- Film poster
- Directed by: Andrey Kavun
- Screenplay by: Andrey Kavun
- Produced by: Valeriy Todorovskiy; Ilya Neretin;
- Starring: Aleksandr Baluev; Vladimir Mashkov; Andrei Panin; ;
- Edited by: Gabriella Cristiani
- Music by: Richard Horowitz Darin Sysoev
- Release date: 4 February 2010;
- Running time: 103 minutes
- Country: Russia
- Languages: Russian Dari
- Budget: $7 million
- Box office: $15 million

= Kandagar =

2010 Russian film directed by Andrey Kavun

Kandagar (Кандагар; also known as Kandahar) is a 2010 Russian historical action film detailing the escape of a Russian crew from the captivity of Taliban fighters in Afghanistan in 1996. The film stars some of Russia's most famous actors, Vladimir Mashkov, Andrei Panin and Alexander Baluyev. The movie is based on the Russian pilot Vladimir Sharpatov's diary. The film was released in Russia on April 4, 2010. The Andrey Kavun film is the first to depict Russians in Afghanistan after the Soviet withdrawal from the country.

==Background==
On August 3, 1995 a Mikoyan-Gurevich MiG-21 from the Taliban's air force forced down a Russian Ilyushin Il-76 plane with seven Russian nationals on board. The aircraft was forced to land at a Taliban controlled airfield near Kandahar. The men were held prisoners for more than one year by the Taliban which controlled about half of Afghanistan at the time during the Afghan Civil War. The movie follows their captivity, day-to-day survival, and escape from the Taliban.

:: Written problem ::
Echo the stretch of the Kandagar article from "Kandagar (Кандагар; also" through "from the country.", reproducing it word for word. The listing that follows has no connection to the Kandagar article above.

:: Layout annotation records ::
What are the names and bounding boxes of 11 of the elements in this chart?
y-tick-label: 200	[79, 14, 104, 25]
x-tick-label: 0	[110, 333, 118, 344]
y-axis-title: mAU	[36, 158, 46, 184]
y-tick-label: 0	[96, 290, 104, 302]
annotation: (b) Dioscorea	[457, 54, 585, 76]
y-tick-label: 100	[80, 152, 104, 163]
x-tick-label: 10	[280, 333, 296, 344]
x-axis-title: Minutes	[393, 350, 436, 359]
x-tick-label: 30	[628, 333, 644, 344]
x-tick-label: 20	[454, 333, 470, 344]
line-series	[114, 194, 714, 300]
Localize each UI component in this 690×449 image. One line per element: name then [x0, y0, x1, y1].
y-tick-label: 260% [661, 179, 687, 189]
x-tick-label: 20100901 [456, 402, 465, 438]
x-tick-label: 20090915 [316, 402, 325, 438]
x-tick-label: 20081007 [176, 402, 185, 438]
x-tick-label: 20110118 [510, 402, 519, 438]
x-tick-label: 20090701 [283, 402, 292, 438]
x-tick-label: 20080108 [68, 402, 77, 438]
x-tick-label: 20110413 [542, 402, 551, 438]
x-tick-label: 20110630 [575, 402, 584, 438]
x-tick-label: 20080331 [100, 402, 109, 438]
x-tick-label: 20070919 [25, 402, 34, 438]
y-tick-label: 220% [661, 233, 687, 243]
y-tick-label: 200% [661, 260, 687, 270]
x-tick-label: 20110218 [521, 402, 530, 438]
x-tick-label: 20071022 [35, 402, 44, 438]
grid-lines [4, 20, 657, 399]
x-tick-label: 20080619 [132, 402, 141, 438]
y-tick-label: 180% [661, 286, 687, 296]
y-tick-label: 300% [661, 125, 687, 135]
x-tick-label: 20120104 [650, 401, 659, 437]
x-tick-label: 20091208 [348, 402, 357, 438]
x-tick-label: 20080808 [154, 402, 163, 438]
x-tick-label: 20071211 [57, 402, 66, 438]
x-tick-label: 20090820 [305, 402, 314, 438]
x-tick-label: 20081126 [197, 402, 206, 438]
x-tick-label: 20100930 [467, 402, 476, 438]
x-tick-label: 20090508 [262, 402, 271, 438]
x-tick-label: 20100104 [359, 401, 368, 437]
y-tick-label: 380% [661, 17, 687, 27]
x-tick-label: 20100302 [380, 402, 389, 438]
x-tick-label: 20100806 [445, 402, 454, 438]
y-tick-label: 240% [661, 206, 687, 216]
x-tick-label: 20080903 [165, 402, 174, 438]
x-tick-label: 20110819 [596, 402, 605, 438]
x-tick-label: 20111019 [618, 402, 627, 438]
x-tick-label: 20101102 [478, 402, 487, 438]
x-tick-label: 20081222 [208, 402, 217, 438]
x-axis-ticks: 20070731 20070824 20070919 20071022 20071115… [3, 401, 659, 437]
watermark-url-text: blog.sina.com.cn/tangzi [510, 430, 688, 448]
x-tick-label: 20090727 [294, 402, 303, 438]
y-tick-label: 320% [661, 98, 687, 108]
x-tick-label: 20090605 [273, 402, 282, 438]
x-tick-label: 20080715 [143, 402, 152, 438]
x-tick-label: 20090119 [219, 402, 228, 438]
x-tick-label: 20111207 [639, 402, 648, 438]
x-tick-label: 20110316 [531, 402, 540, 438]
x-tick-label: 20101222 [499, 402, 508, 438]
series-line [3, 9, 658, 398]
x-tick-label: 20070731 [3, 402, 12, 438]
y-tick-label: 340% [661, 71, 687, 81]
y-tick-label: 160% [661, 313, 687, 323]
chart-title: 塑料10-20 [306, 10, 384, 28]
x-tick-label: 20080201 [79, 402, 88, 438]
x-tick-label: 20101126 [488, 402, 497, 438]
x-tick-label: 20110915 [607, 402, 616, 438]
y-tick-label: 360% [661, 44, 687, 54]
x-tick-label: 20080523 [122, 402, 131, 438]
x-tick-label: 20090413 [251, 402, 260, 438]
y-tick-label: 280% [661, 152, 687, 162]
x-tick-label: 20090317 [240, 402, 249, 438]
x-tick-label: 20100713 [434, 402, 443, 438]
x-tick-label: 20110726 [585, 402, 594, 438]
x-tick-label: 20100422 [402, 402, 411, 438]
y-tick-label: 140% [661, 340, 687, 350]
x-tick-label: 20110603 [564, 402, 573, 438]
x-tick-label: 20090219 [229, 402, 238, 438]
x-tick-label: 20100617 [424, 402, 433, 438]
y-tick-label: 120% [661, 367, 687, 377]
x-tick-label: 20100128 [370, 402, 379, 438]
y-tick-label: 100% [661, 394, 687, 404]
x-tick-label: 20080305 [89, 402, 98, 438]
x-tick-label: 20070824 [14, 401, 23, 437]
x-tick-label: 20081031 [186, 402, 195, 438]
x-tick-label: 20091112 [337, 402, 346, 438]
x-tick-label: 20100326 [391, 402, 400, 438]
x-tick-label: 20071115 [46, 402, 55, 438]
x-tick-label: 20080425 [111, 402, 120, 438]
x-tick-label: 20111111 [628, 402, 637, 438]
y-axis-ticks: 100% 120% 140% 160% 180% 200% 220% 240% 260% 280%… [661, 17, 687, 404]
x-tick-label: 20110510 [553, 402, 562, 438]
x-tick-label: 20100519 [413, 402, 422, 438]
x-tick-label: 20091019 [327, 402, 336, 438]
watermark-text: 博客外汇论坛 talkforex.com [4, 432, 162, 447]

:: Written solution ::
Kandagar (Кандагар; also known as Kandahar) is a 2010 Russian historical action film detailing the escape of a Russian crew from the captivity of Taliban fighters in Afghanistan in 1996. The film stars some of Russia's most famous actors, Vladimir Mashkov, Andrei Panin and Alexander Baluyev. The movie is based on the Russian pilot Vladimir Sharpatov's diary. The film was released in Russia on April 4, 2010. The Andrey Kavun film is the first to depict Russians in Afghanistan after the Soviet withdrawal from the country.